=== TASK ===
Return the listing below verbatim. Pictures do not belong in the copy.

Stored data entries
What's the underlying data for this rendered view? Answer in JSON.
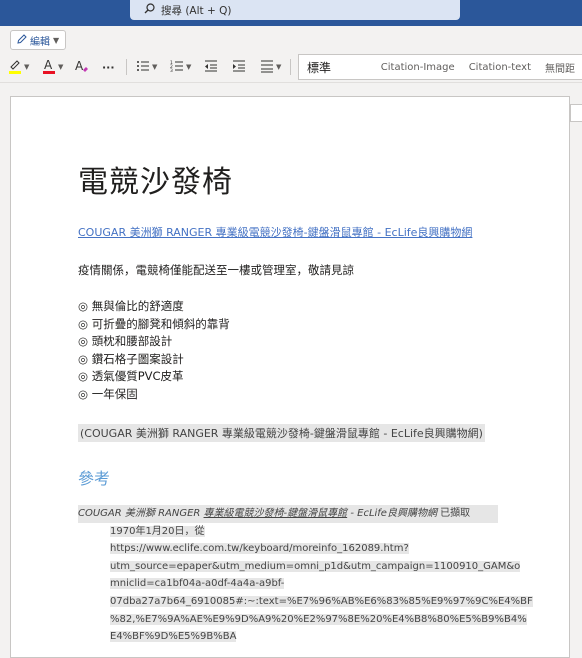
{
  "search": {
    "placeholder": "搜尋 (Alt + Q)"
  },
  "ribbon": {
    "edit_label": "編輯"
  },
  "toolbar": {
    "more": "···",
    "styles": {
      "normal": "標準",
      "citation_image": "Citation-Image",
      "citation_text": "Citation-text",
      "no_spacing": "無間距"
    }
  },
  "document": {
    "title": "電競沙發椅",
    "link": "COUGAR 美洲獅 RANGER 專業級電競沙發椅-鍵盤滑鼠專館 - EcLife良興購物網",
    "notice": "疫情關係，電競椅僅能配送至一樓或管理室，敬請見諒",
    "bullets": [
      "◎ 無與倫比的舒適度",
      "◎ 可折疊的腳凳和傾斜的靠背",
      "◎ 頭枕和腰部設計",
      "◎ 鑽石格子圖案設計",
      "◎ 透氣優質PVC皮革",
      "◎ 一年保固"
    ],
    "inline_citation": "(COUGAR 美洲獅 RANGER 專業級電競沙發椅-鍵盤滑鼠專館 - EcLife良興購物網)",
    "references_heading": "參考",
    "reference": {
      "author": "COUGAR 美洲獅 RANGER ",
      "title": "專業級電競沙發椅-鍵盤滑鼠專館",
      "site": " - EcLife良興購物網",
      "retrieved": " 已擷取",
      "lines": [
        "1970年1月20日，從 https://www.eclife.com.tw/keyboard/moreinfo_162089.htm?",
        "utm_source=epaper&utm_medium=omni_p1d&utm_campaign=1100910_GAM&o",
        "mniclid=ca1bf04a-a0df-4a4a-a9bf-",
        "07dba27a7b64_6910085#:~:text=%E7%96%AB%E6%83%85%E9%97%9C%E4%BF",
        "%82,%E7%9A%AE%E9%9D%A9%20%E2%97%8E%20%E4%B8%80%E5%B9%B4%",
        "E4%BF%9D%E5%9B%BA"
      ]
    }
  }
}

=== REPLY TO THE TASK ===
What's the underlying data for this rendered view? Answer in JSON.
{
  "search": {
    "placeholder": "搜尋 (Alt + Q)"
  },
  "ribbon": {
    "edit_label": "編輯"
  },
  "toolbar": {
    "more": "···",
    "styles": {
      "normal": "標準",
      "citation_image": "Citation-Image",
      "citation_text": "Citation-text",
      "no_spacing": "無間距"
    }
  },
  "document": {
    "title": "電競沙發椅",
    "link": "COUGAR 美洲獅 RANGER 專業級電競沙發椅-鍵盤滑鼠專館 - EcLife良興購物網",
    "notice": "疫情關係，電競椅僅能配送至一樓或管理室，敬請見諒",
    "bullets": [
      "◎ 無與倫比的舒適度",
      "◎ 可折疊的腳凳和傾斜的靠背",
      "◎ 頭枕和腰部設計",
      "◎ 鑽石格子圖案設計",
      "◎ 透氣優質PVC皮革",
      "◎ 一年保固"
    ],
    "inline_citation": "(COUGAR 美洲獅 RANGER 專業級電競沙發椅-鍵盤滑鼠專館 - EcLife良興購物網)",
    "references_heading": "參考",
    "reference": {
      "author": "COUGAR 美洲獅 RANGER ",
      "title": "專業級電競沙發椅-鍵盤滑鼠專館",
      "site": " - EcLife良興購物網",
      "retrieved": " 已擷取",
      "lines": [
        "1970年1月20日，從 https://www.eclife.com.tw/keyboard/moreinfo_162089.htm?",
        "utm_source=epaper&utm_medium=omni_p1d&utm_campaign=1100910_GAM&o",
        "mniclid=ca1bf04a-a0df-4a4a-a9bf-",
        "07dba27a7b64_6910085#:~:text=%E7%96%AB%E6%83%85%E9%97%9C%E4%BF",
        "%82,%E7%9A%AE%E9%9D%A9%20%E2%97%8E%20%E4%B8%80%E5%B9%B4%",
        "E4%BF%9D%E5%9B%BA"
      ]
    }
  }
}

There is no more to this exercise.